Rather than being confined to a particular organ, about 80 percent of your immune system resides in your gastrointestinal tract in the form of receptor cells. Because of this prime location, what happens in your gut powerfully influences your immune function and your health.
When your gut is healthy, you have a large, thriving community of beneficial or friendly bacteria, or probiotics, supporting your immune system receptor cells. They help form a protective barrier within your colon and intestines. Ideally, you want about 85 percent of your gut bacteria to be populated by the beneficial type.
Optimizing and supporting the beneficial bacteria in your gut is one of the most powerful things you can do for your health and well being, including your immune system health. By helping your body maintain an optimal balance of 85 percent beneficial to about 15 percent “other” microbes, you support the health-promoting benefits of probiotics and strategically, you’re overall health.
Probiotics, or beneficial gut microbes, influence many functions in your body. In addition to your immune health, researchers have found they affect your body weight, energy and nutrition, and your brain, both psychologically and neurologically. In addition, your gut microflora impacts the expression of your genes, epigenetics, which has a powerful effect on your well-being.
Probiotics benefit your health from head to toe in so many ways. They are essential for a multitude of bodily functions that research suggests taking a probiotic supplement may be even more important than taking a daily multivitamin.
Make sure your probiotic supplement is from a “live” culture or source, with at least 13 billion or more of live cultures of L’s and B’s. (Lactobacilli’s and Bifidobacteria families.)
Digestive enzymes supplementation is also a good practice for optimal gut and immune system health.
Your diet/nutrition should come from eating whole, real foods, plant based vegetables and fruits, 9-10 servings per day. Lots of greens and colors that are rich in polyphenols.

WHAT TO WORK ON
1 > Answer these from the gut health text:
(a) About what percent of the immune system resides in the gastrointestinal tract?
(b) At least how many live cultures should a probiotic supplement contain?
(c) How many servings of plant-based vegetables and fruits per day are recommended?
2 > Extract from the gut health text, word for word, the passage from "Rather than being" up to and including "the beneficial type.".
Use only the gut health text, not outside knowledge.

DATA TO EXAMINE
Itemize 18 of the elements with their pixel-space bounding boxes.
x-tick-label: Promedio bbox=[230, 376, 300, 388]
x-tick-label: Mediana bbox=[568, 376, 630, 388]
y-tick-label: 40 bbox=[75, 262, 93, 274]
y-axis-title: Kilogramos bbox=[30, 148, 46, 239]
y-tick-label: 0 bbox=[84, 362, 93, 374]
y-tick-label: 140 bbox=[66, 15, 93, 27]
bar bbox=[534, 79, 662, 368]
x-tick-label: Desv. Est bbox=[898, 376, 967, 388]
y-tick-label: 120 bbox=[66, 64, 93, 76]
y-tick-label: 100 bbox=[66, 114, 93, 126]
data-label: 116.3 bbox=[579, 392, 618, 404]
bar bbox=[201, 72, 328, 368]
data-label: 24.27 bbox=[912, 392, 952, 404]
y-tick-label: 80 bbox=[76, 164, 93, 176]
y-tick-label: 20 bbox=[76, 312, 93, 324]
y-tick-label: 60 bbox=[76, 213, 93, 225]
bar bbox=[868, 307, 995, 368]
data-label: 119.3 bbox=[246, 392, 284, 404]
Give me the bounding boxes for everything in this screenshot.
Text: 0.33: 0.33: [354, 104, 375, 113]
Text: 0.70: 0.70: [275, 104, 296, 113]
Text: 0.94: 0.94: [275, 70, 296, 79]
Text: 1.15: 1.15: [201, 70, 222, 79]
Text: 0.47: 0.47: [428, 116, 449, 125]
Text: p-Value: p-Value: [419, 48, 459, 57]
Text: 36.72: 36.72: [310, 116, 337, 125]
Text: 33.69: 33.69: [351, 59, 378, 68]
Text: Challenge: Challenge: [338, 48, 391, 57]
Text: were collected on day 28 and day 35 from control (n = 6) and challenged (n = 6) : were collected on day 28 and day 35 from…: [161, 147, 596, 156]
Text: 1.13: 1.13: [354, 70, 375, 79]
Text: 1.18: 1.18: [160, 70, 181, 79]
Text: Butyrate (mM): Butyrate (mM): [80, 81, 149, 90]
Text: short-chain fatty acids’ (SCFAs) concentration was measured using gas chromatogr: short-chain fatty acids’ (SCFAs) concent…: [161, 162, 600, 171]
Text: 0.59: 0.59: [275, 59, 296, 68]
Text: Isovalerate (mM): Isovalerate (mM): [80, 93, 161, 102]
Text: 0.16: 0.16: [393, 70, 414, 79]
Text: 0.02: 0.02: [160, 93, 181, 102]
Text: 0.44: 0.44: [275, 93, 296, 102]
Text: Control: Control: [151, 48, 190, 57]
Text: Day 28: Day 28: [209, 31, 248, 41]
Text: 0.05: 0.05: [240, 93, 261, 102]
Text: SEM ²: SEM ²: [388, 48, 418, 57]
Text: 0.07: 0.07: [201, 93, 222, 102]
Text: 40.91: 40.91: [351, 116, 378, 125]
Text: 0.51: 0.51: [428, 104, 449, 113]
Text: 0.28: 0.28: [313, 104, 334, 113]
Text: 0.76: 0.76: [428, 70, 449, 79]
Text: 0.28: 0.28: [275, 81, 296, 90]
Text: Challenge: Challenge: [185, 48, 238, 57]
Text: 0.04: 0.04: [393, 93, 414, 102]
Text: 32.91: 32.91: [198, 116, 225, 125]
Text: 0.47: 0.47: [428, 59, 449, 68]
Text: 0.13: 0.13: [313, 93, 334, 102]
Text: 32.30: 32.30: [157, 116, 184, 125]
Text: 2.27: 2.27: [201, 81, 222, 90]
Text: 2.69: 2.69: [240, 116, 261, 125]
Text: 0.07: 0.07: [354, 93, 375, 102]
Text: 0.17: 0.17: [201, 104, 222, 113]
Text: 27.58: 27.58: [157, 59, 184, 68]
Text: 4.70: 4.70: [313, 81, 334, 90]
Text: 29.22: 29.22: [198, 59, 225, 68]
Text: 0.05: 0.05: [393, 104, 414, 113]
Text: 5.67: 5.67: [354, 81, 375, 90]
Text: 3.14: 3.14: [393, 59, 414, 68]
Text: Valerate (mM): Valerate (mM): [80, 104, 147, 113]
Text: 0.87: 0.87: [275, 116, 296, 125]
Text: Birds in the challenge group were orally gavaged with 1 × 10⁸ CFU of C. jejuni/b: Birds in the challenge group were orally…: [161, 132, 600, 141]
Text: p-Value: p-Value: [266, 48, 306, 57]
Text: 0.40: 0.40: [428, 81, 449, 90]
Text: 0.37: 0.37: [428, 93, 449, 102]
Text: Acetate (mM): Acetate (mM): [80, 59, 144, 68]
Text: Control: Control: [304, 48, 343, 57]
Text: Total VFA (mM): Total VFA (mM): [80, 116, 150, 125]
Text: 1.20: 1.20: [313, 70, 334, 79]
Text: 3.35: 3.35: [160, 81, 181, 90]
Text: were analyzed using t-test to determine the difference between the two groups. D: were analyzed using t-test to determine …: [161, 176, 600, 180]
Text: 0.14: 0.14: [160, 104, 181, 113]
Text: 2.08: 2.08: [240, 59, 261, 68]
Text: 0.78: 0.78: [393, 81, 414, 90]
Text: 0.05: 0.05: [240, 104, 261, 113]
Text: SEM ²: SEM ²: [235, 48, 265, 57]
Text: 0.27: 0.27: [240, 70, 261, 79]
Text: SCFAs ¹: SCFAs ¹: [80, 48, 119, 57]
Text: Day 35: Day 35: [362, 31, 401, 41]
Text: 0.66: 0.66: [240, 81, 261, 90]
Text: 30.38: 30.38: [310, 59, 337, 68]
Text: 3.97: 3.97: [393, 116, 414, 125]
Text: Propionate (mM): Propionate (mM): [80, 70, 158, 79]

OUTPUTS IN ORDER
1 >
(a) About 80 percent
(b) At least 13 billion
(c) 9-10 servings

2 >
Rather than being confined to a particular organ, about 80 percent of your immune system resides in your gastrointestinal tract in the form of receptor cells. Because of this prime location, what happens in your gut powerfully influences your immune function and your health.
When your gut is healthy, you have a large, thriving community of beneficial or friendly bacteria, or probiotics, supporting your immune system receptor cells. They help form a protective barrier within your colon and intestines. Ideally, you want about 85 percent of your gut bacteria to be populated by the beneficial type.